Items from a data source
- - - -

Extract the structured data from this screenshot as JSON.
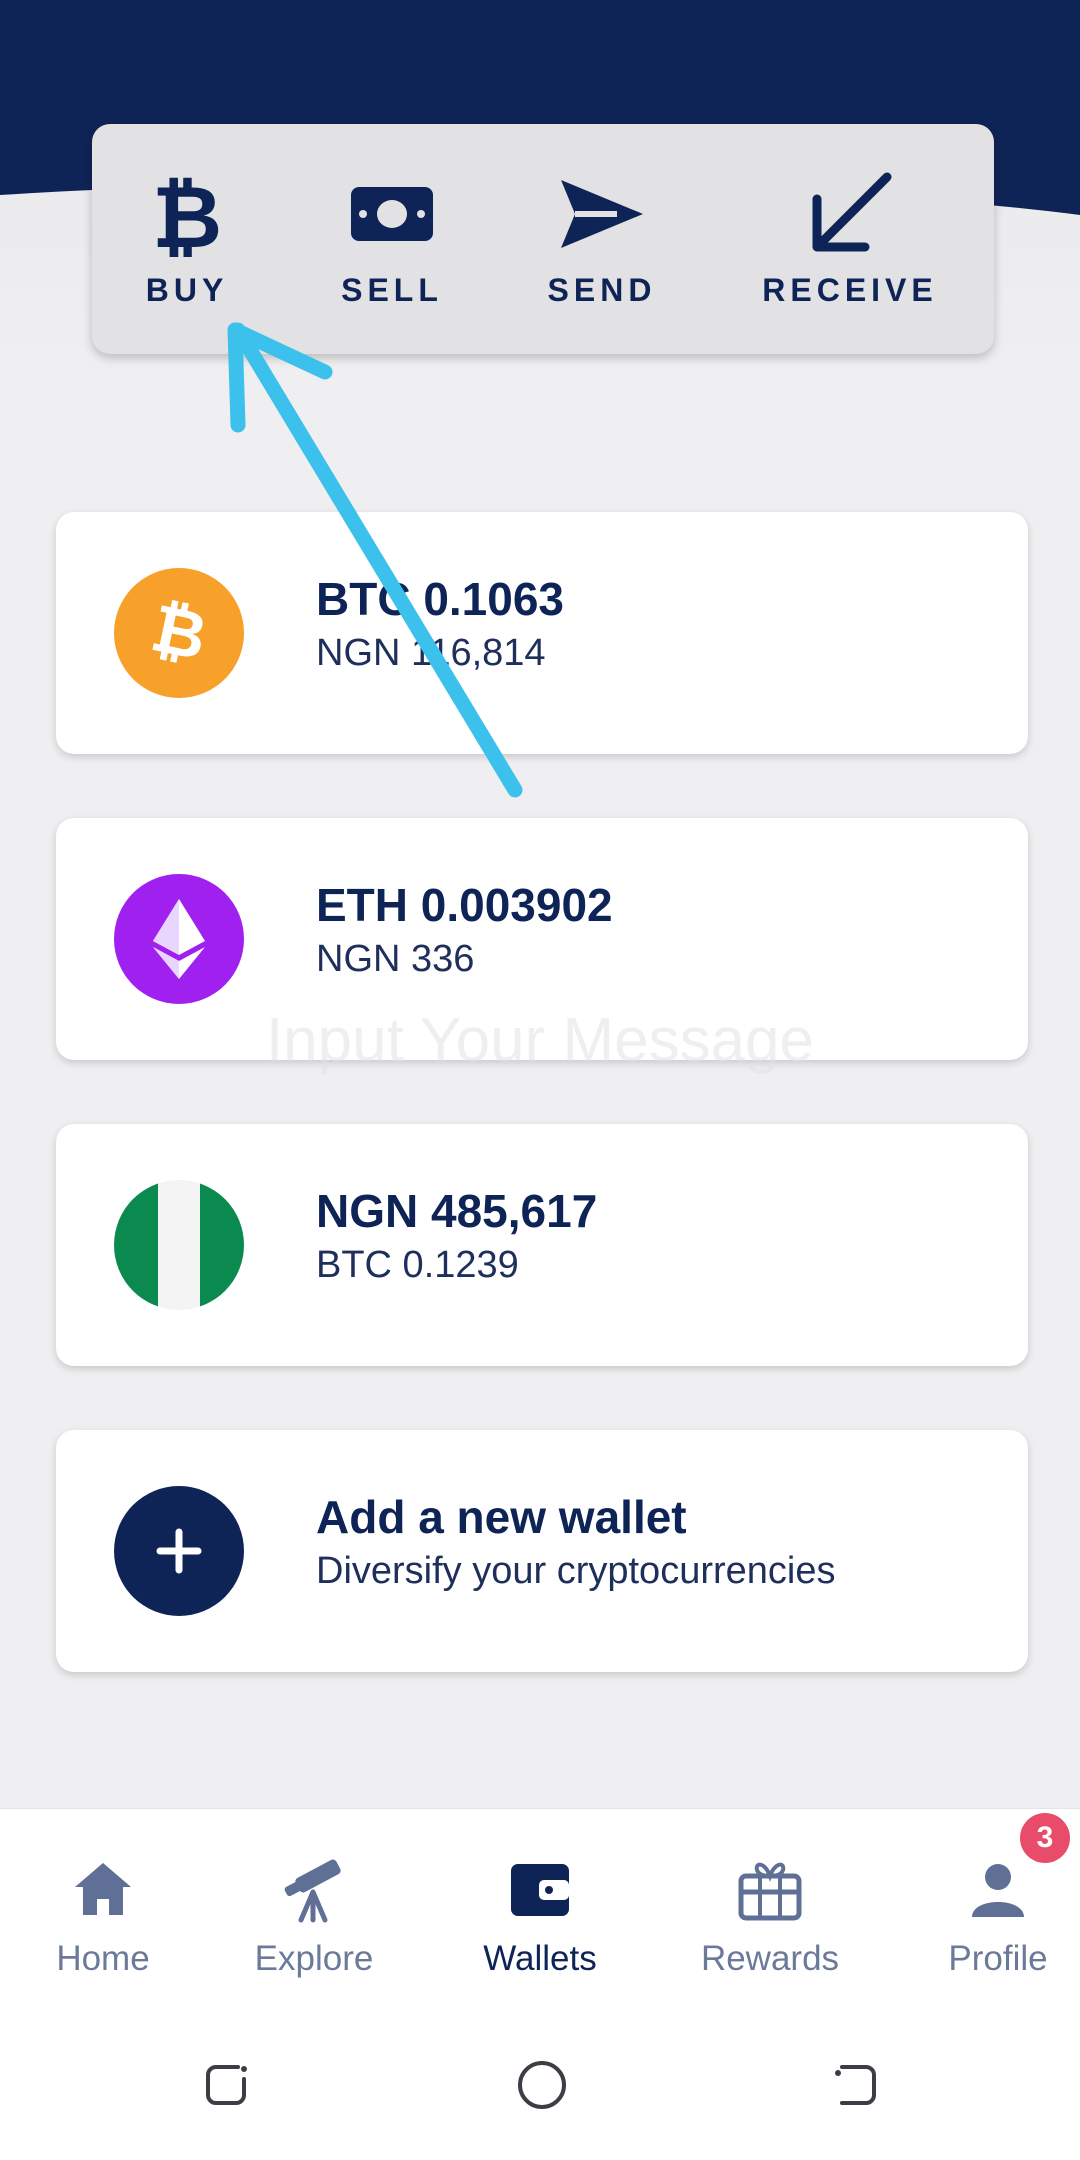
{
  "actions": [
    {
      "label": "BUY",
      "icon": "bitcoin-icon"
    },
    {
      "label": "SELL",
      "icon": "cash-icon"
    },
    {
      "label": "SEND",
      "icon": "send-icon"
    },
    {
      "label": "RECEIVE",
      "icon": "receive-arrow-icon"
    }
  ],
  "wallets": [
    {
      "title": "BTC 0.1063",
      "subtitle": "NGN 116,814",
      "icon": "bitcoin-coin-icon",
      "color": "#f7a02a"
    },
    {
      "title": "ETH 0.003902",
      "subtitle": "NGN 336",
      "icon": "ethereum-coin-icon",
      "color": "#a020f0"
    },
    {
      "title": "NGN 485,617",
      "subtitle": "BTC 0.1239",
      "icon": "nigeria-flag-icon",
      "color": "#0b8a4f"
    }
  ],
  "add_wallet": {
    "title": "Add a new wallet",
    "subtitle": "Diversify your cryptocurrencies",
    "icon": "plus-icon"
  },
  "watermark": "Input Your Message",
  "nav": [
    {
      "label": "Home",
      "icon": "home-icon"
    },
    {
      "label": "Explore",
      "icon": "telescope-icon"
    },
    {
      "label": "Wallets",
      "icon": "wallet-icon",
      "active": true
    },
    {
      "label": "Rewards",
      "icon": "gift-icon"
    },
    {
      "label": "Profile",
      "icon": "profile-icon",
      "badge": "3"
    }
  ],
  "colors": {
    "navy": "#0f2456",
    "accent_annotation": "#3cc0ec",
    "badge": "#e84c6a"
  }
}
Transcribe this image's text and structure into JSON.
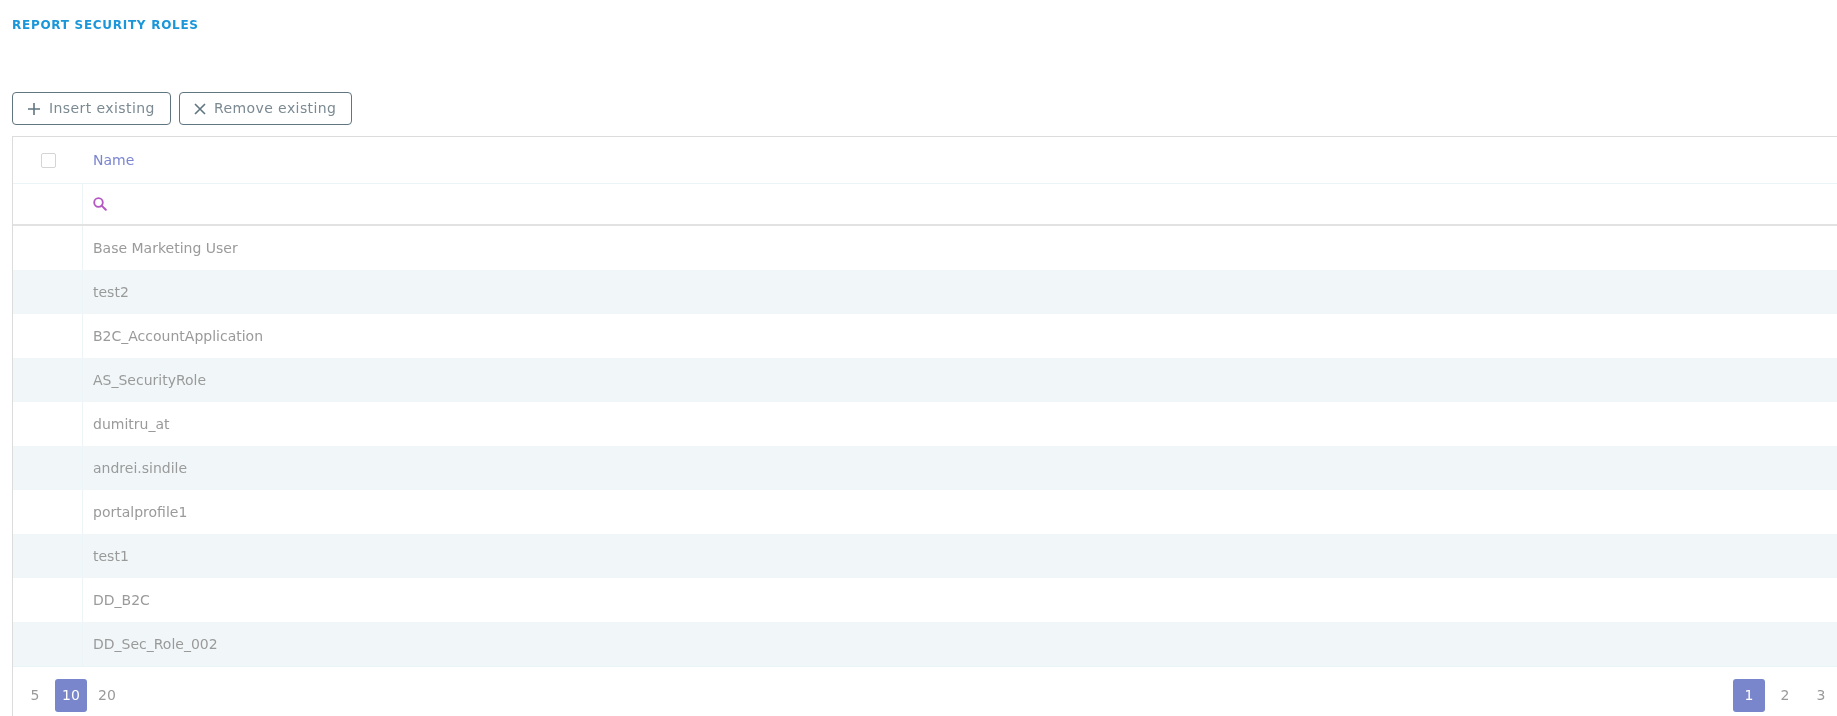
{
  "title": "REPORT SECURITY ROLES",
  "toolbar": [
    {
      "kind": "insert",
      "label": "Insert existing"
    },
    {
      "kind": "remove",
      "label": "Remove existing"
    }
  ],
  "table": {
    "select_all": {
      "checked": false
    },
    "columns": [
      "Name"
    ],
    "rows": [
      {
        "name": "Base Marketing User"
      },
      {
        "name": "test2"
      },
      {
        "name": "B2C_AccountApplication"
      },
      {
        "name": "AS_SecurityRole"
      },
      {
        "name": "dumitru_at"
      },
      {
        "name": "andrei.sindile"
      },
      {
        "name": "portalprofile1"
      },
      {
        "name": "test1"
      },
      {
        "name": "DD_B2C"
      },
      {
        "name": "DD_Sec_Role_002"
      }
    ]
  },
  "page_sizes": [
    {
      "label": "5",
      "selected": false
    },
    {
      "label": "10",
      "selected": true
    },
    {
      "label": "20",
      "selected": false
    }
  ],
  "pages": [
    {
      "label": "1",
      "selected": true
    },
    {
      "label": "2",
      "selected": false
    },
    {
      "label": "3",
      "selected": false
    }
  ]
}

- - - -

[DIRECTIVE]: Look through the listing and extract every line with "this" in it.

[RESULT]:
Extract the structured data from this screenshot as JSON.
Transcribe this image's text and structure into JSON.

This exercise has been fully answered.